*Requirement:* Leave the pictures out, and retype all of the material exactly as written.

## Begin Supplied entries

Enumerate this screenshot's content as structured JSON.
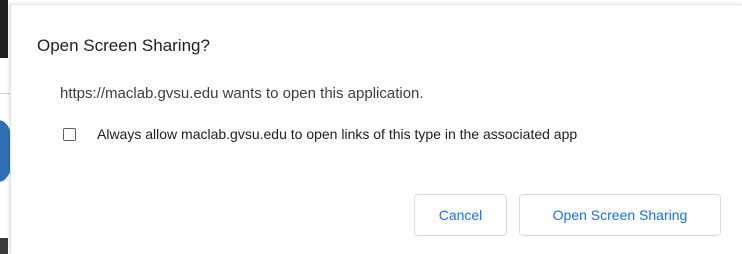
{
  "dialog": {
    "title": "Open Screen Sharing?",
    "message": "https://maclab.gvsu.edu wants to open this application.",
    "checkbox": {
      "label": "Always allow maclab.gvsu.edu to open links of this type in the associated app",
      "checked": false
    },
    "buttons": {
      "cancel_label": "Cancel",
      "open_label": "Open Screen Sharing"
    }
  },
  "colors": {
    "accent": "#1a73e8",
    "title_text": "#202124",
    "body_text": "#3c4043",
    "border": "#dadce0"
  }
}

## End Supplied entries

*Result for this task:*
Enumerate this screenshot's content as structured JSON.
{
  "dialog": {
    "title": "Open Screen Sharing?",
    "message": "https://maclab.gvsu.edu wants to open this application.",
    "checkbox": {
      "label": "Always allow maclab.gvsu.edu to open links of this type in the associated app",
      "checked": false
    },
    "buttons": {
      "cancel_label": "Cancel",
      "open_label": "Open Screen Sharing"
    }
  },
  "colors": {
    "accent": "#1a73e8",
    "title_text": "#202124",
    "body_text": "#3c4043",
    "border": "#dadce0"
  }
}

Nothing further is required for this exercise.